§ **Task brief**: Transcribe the data in full and exactly, omitting any pictures.

§ **Material for this exercise**:
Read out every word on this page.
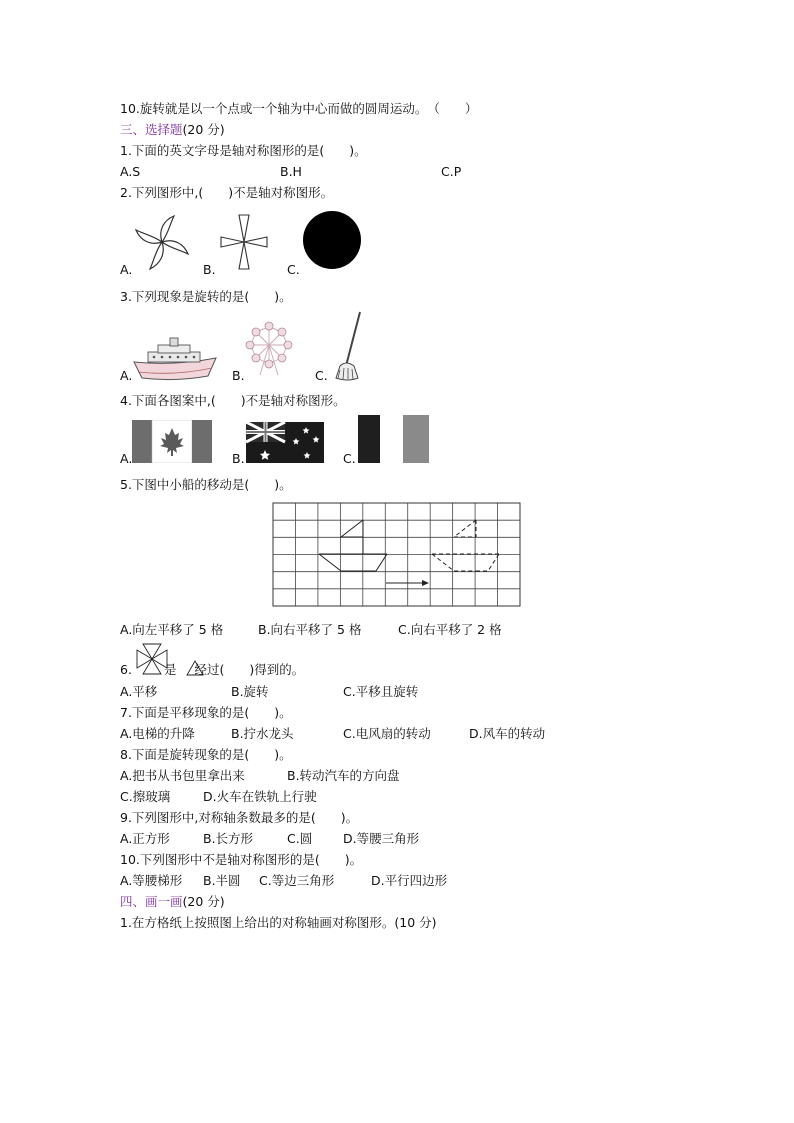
10.旋转就是以一个点或一个轴为中心而做的圆周运动。　（　　）
三、选择题(20 分)
1.下面的英文字母是轴对称图形的是(　　)。
A.S	B.H	C.P
2.下列图形中,(　　)不是轴对称图形。
A.	B.	C.
3.下列现象是旋转的是(　　)。
A.	B.	C.
4.下面各图案中,(　　)不是轴对称图形。
A.	B.	C.
5.下图中小船的移动是(　　)。
A.向左平移了 5 格	B.向右平移了 5 格	C.向右平移了 2 格
6.	是 经过(　　)得到的。
A.平移	B.旋转	C.平移且旋转
7.下面是平移现象的是(　　)。
A.电梯的升降	B.拧水龙头	C.电风扇的转动	D.风车的转动
8.下面是旋转现象的是(　　)。
A.把书从书包里拿出来	B.转动汽车的方向盘
C.擦玻璃	D.火车在铁轨上行驶
9.下列图形中,对称轴条数最多的是(　　)。
A.正方形	B.长方形	C.圆 D.等腰三角形
10.下列图形中不是轴对称图形的是(　　)。
A.等腰梯形 B.半圆 C.等边三角形	D.平行四边形
四、画一画(20 分)
1.在方格纸上按照图上给出的对称轴画对称图形。(10 分)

§ **Solution for this exercise**:
Read out every word on this page.
10.旋转就是以一个点或一个轴为中心而做的圆周运动。　（　　）
三、选择题(20 分)
1.下面的英文字母是轴对称图形的是(　　)。
A.S	B.H	C.P
2.下列图形中,(　　)不是轴对称图形。
A.	B.	C.
3.下列现象是旋转的是(　　)。
A.	B.	C.
4.下面各图案中,(　　)不是轴对称图形。
A.	B.	C.
5.下图中小船的移动是(　　)。
A.向左平移了 5 格	B.向右平移了 5 格	C.向右平移了 2 格
6.	是 经过(　　)得到的。
A.平移	B.旋转	C.平移且旋转
7.下面是平移现象的是(　　)。
A.电梯的升降	B.拧水龙头	C.电风扇的转动	D.风车的转动
8.下面是旋转现象的是(　　)。
A.把书从书包里拿出来	B.转动汽车的方向盘
C.擦玻璃	D.火车在铁轨上行驶
9.下列图形中,对称轴条数最多的是(　　)。
A.正方形	B.长方形	C.圆 D.等腰三角形
10.下列图形中不是轴对称图形的是(　　)。
A.等腰梯形 B.半圆 C.等边三角形	D.平行四边形
四、画一画(20 分)
1.在方格纸上按照图上给出的对称轴画对称图形。(10 分)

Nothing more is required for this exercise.